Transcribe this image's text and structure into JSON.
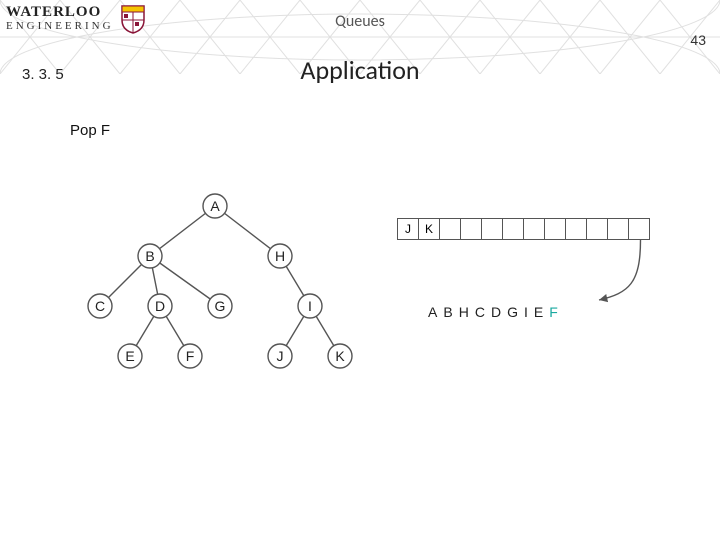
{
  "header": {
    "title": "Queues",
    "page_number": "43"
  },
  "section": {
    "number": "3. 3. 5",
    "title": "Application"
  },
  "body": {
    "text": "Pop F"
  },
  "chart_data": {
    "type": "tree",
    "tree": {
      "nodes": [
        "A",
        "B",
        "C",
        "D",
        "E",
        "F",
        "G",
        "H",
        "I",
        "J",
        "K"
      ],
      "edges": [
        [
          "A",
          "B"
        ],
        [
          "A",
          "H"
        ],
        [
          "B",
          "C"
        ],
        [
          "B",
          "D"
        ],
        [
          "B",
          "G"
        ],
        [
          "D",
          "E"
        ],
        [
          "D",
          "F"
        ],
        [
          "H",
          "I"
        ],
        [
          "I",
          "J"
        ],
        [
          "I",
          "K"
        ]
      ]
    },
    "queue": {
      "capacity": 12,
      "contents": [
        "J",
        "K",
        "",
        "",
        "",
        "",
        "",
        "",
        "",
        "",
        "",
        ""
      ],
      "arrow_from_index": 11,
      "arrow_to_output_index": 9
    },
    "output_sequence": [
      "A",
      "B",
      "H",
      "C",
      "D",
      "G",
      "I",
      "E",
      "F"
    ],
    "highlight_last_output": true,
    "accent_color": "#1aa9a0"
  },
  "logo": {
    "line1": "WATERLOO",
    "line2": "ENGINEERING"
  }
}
○ ○ ○
SHORT EXERCISE => Only the number is wanted: how many lines in the data include the string "text"?

EXPECTED OUTPUT => 2